## START EXTRACTED ENTRIES
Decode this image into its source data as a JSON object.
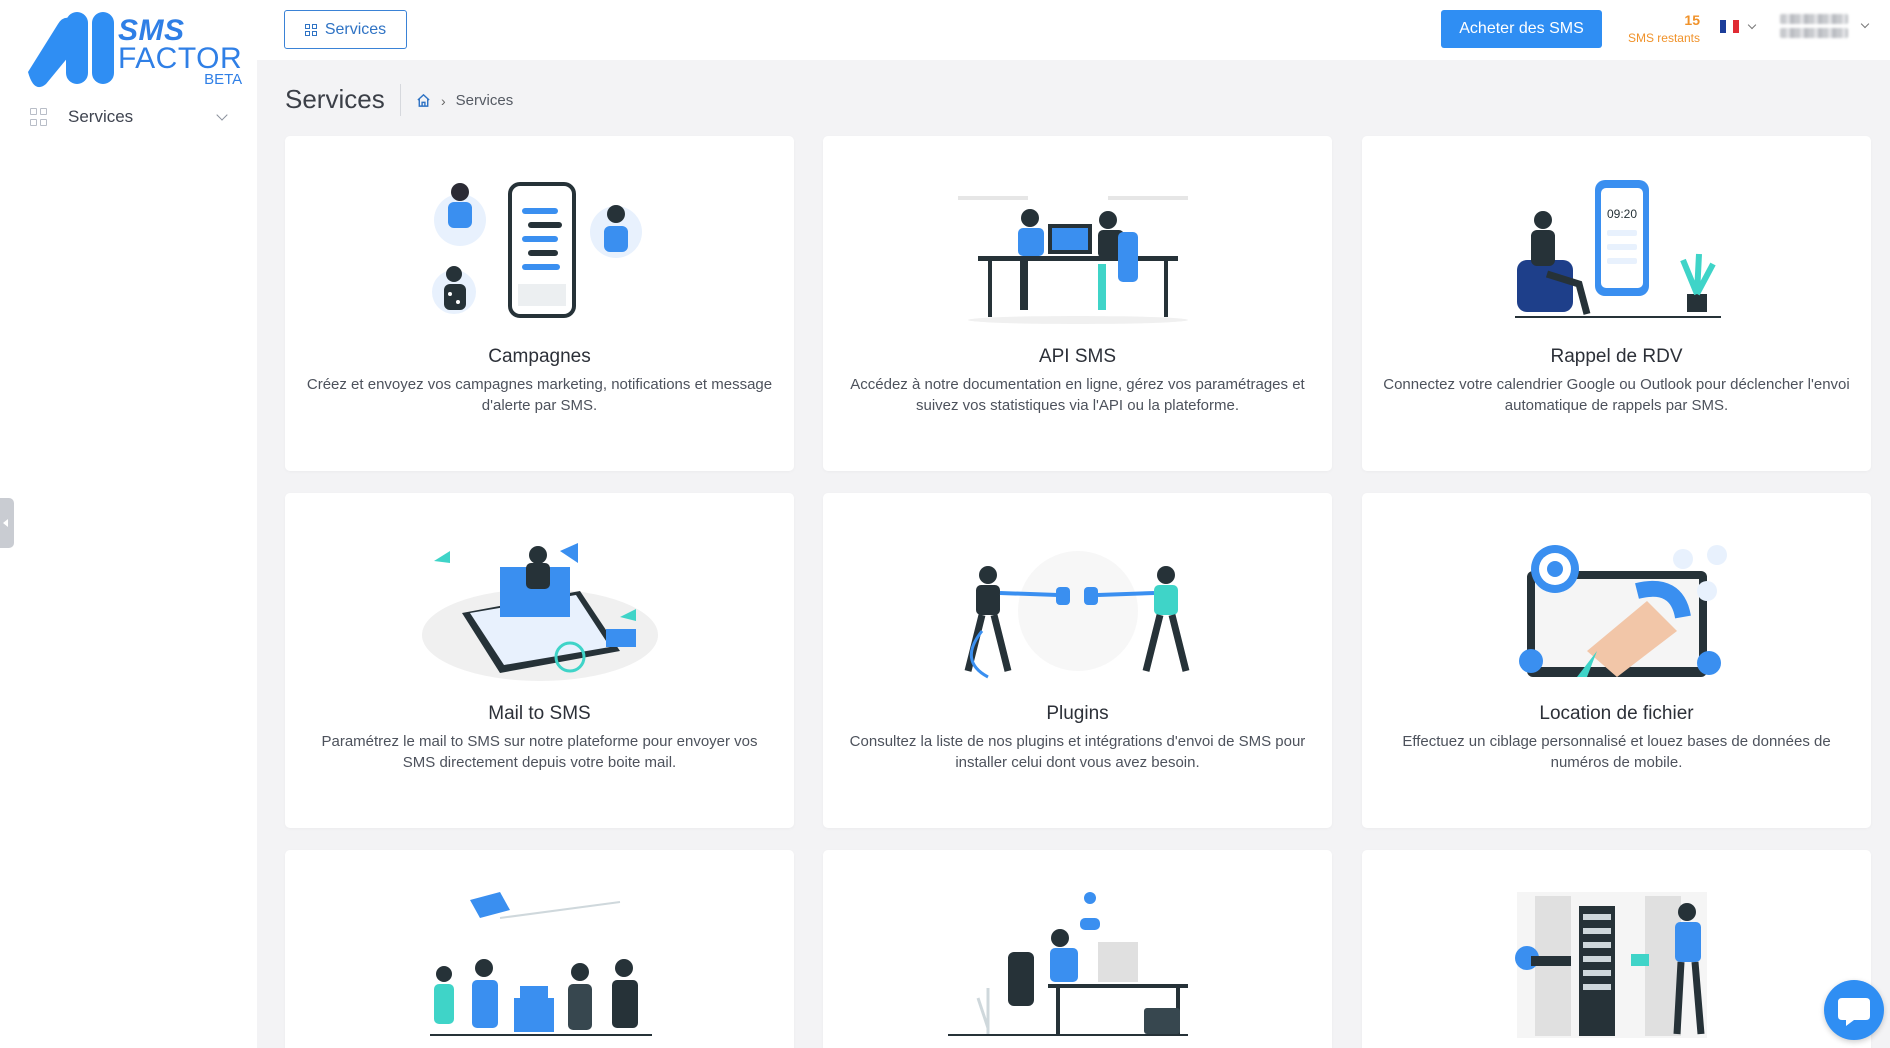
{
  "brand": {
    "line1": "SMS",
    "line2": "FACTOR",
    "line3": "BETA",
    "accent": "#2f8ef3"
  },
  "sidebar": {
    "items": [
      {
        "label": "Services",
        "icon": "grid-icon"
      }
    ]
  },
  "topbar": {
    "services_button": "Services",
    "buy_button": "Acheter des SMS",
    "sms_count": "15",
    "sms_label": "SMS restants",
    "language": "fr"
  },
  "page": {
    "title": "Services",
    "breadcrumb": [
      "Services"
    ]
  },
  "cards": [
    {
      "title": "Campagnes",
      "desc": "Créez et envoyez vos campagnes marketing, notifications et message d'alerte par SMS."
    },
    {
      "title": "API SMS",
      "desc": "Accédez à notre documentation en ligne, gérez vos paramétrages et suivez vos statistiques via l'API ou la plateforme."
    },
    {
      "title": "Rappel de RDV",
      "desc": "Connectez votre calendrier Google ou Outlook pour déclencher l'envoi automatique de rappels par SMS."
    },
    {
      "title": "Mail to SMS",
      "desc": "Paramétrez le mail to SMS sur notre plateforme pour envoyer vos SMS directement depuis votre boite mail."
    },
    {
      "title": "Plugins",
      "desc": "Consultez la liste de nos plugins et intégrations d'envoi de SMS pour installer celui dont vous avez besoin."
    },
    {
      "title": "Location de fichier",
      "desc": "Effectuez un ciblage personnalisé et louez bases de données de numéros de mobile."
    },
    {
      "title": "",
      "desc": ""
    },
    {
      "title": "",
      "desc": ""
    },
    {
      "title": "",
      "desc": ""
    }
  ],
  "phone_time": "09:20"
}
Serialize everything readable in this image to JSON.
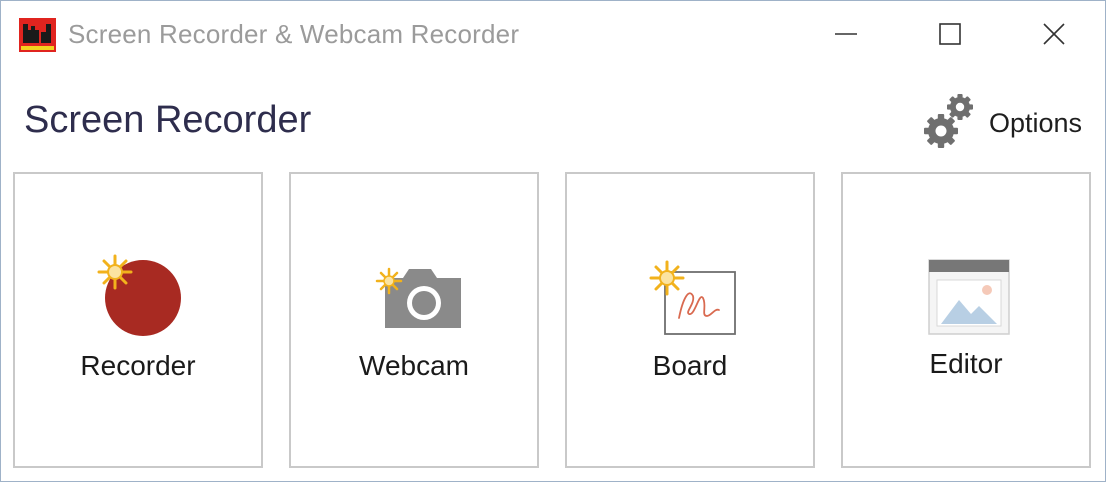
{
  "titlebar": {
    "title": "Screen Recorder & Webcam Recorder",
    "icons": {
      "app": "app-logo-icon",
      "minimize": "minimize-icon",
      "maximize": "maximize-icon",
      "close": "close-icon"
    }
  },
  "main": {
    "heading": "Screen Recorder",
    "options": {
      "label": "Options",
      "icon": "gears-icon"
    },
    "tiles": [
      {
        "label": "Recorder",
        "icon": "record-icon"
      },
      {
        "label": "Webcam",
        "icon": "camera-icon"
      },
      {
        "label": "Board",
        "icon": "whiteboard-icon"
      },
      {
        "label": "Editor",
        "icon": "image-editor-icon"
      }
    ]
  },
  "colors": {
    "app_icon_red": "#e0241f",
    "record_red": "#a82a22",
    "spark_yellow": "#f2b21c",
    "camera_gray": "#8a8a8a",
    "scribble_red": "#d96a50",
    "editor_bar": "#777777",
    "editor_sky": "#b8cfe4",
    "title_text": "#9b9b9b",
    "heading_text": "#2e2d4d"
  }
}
## END EXTRACTED ENTRIES
## START EXTRACTED ENTRIES
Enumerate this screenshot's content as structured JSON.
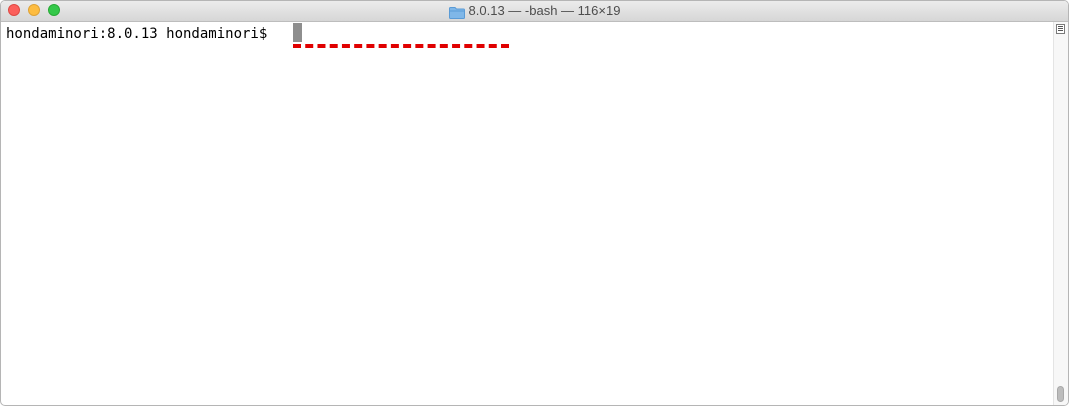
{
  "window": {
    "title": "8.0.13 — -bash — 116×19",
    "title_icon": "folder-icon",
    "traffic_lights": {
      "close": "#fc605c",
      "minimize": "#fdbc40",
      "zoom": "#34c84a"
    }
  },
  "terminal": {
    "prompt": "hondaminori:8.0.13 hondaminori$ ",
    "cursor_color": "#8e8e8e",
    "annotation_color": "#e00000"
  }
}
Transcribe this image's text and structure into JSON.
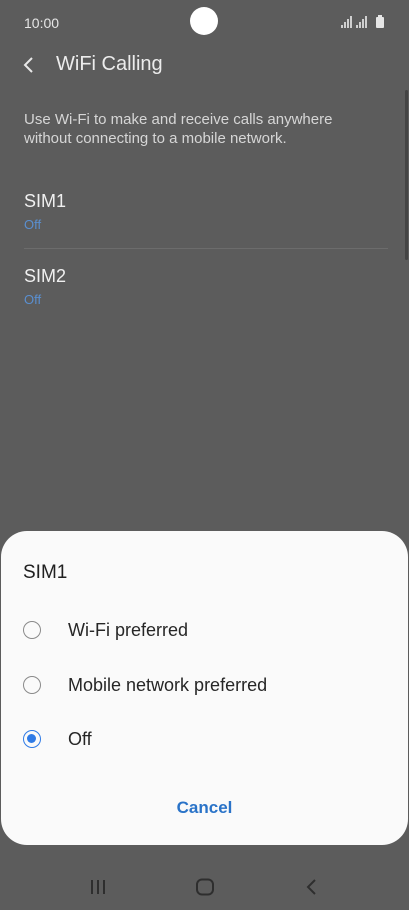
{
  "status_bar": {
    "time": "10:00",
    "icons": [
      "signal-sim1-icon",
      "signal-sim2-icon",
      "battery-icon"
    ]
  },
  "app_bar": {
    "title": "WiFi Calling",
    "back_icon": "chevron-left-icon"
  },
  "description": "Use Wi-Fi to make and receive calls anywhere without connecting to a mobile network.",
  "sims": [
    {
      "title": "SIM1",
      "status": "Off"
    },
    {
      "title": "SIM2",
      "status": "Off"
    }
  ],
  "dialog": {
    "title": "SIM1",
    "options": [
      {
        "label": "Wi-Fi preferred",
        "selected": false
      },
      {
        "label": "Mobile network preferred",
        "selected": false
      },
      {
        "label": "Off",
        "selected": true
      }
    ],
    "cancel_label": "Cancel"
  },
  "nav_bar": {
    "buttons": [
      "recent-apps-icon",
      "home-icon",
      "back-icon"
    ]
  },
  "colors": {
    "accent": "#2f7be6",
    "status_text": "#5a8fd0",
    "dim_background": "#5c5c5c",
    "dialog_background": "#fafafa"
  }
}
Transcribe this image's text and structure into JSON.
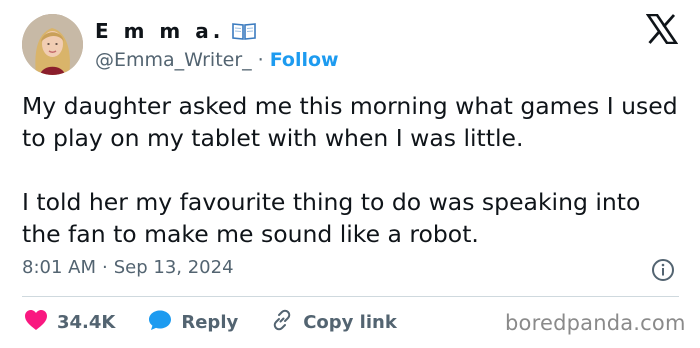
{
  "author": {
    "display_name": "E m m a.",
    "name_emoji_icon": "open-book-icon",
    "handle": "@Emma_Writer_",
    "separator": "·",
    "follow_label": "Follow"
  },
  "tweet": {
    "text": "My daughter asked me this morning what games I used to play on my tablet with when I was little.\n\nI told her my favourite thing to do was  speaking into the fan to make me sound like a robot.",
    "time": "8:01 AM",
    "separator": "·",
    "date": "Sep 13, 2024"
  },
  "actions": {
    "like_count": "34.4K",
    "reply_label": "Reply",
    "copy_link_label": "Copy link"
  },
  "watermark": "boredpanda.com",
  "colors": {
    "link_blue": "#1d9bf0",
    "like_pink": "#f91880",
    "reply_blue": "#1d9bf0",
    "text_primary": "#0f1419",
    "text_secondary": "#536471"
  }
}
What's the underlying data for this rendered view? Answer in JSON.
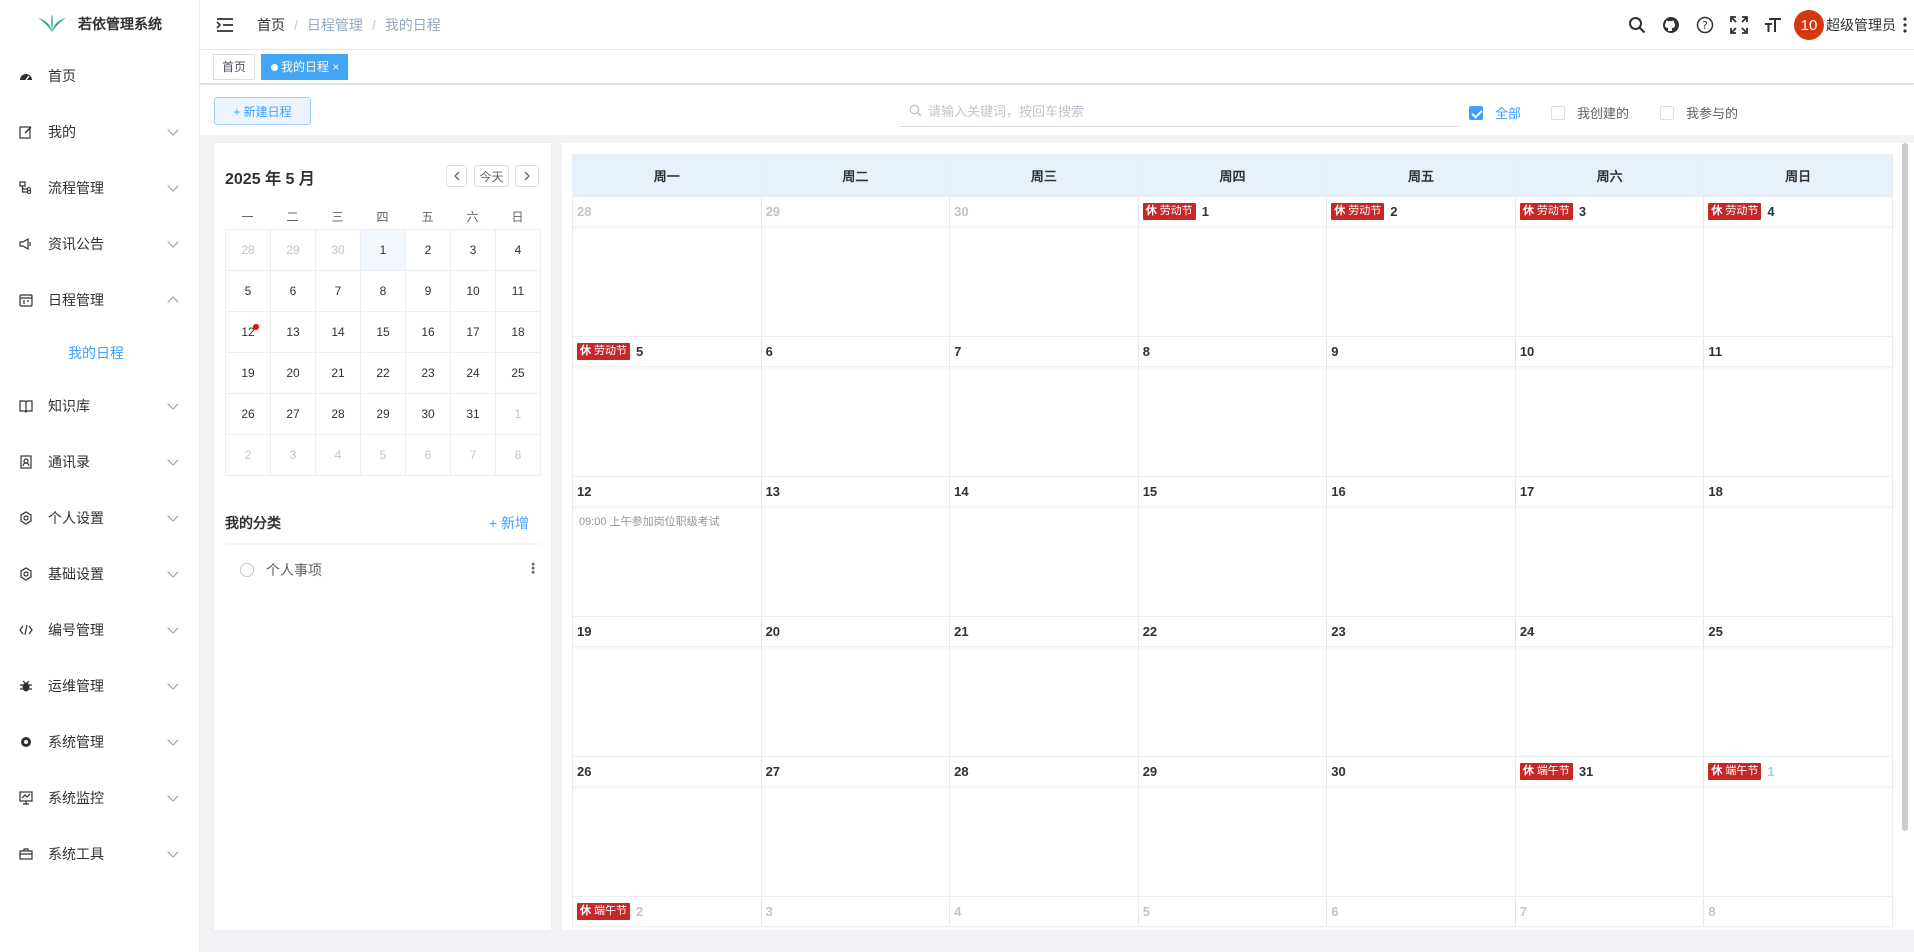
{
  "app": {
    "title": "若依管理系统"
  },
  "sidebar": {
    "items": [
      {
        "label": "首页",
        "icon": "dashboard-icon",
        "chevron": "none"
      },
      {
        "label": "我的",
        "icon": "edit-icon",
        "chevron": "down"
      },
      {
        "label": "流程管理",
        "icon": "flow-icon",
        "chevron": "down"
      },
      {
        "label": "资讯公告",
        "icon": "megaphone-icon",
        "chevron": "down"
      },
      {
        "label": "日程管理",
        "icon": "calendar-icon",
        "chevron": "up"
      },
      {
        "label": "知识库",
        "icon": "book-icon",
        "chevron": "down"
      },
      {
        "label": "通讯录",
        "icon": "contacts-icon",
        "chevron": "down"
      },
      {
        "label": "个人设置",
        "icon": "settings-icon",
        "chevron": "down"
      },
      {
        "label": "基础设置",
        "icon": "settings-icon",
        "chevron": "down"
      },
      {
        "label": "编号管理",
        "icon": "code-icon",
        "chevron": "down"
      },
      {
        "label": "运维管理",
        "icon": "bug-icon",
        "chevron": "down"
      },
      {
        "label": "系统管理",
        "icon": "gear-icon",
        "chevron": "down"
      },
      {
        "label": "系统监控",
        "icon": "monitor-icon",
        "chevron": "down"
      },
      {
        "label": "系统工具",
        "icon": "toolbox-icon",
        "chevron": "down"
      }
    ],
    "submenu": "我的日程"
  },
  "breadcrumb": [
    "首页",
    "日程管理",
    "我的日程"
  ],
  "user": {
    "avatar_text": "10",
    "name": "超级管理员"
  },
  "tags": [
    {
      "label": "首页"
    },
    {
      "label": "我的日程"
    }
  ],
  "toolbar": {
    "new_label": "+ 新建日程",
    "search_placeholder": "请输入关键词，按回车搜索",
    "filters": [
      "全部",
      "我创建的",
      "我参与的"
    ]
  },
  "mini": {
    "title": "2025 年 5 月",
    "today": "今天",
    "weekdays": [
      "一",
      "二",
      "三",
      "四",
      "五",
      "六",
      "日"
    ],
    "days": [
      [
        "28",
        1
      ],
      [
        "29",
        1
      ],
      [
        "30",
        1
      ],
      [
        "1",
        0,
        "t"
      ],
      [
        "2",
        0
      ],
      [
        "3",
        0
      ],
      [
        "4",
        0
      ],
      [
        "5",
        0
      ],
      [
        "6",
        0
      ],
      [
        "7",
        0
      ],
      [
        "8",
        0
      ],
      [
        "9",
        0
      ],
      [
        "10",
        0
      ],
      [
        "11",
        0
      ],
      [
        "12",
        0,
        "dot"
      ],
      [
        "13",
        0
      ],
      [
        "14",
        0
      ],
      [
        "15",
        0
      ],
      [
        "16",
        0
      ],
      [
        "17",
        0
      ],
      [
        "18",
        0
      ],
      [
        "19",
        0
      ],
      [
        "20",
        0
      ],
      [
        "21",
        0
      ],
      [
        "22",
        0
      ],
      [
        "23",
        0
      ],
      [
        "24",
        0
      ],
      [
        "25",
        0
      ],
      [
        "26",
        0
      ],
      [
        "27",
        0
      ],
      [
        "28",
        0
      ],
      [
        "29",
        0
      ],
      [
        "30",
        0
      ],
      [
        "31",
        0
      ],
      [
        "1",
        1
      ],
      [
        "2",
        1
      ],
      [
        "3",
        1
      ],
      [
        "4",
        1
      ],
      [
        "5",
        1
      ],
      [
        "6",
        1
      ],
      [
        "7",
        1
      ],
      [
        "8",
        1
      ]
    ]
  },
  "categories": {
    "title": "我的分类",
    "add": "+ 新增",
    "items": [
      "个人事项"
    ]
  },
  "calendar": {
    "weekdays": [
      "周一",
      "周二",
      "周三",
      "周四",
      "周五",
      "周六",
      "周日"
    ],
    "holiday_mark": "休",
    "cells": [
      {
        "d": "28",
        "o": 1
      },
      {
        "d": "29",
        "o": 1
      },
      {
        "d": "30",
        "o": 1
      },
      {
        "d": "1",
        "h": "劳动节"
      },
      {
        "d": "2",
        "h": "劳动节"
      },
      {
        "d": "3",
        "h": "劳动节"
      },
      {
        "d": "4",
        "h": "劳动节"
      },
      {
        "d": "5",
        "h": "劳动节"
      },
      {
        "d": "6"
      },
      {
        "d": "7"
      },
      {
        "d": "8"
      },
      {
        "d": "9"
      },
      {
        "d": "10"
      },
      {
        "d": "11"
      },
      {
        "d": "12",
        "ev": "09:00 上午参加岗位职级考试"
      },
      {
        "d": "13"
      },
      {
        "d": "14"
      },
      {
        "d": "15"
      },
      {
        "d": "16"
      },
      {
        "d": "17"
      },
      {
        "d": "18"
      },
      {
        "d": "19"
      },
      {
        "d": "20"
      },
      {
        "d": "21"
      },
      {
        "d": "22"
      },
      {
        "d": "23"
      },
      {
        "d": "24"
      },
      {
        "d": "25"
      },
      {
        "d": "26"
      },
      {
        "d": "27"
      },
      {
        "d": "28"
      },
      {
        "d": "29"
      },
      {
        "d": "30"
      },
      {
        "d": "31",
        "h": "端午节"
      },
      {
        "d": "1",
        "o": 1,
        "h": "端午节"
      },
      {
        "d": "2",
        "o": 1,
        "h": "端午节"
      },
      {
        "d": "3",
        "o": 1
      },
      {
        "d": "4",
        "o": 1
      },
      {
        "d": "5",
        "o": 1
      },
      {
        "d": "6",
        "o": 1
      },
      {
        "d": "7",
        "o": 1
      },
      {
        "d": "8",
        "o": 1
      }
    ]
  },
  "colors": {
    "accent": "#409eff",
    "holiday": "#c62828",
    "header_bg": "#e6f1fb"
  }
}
## END EXTRACTED ENTRIES
■ **GOAL**:
Search the material above for "Services". Pull out each line where it shows up.

■ **SOLUTION TO THE EXERCISE**:
        "label": "Services",
    "services_button": "Services",
    "title": "Services",
      "Services"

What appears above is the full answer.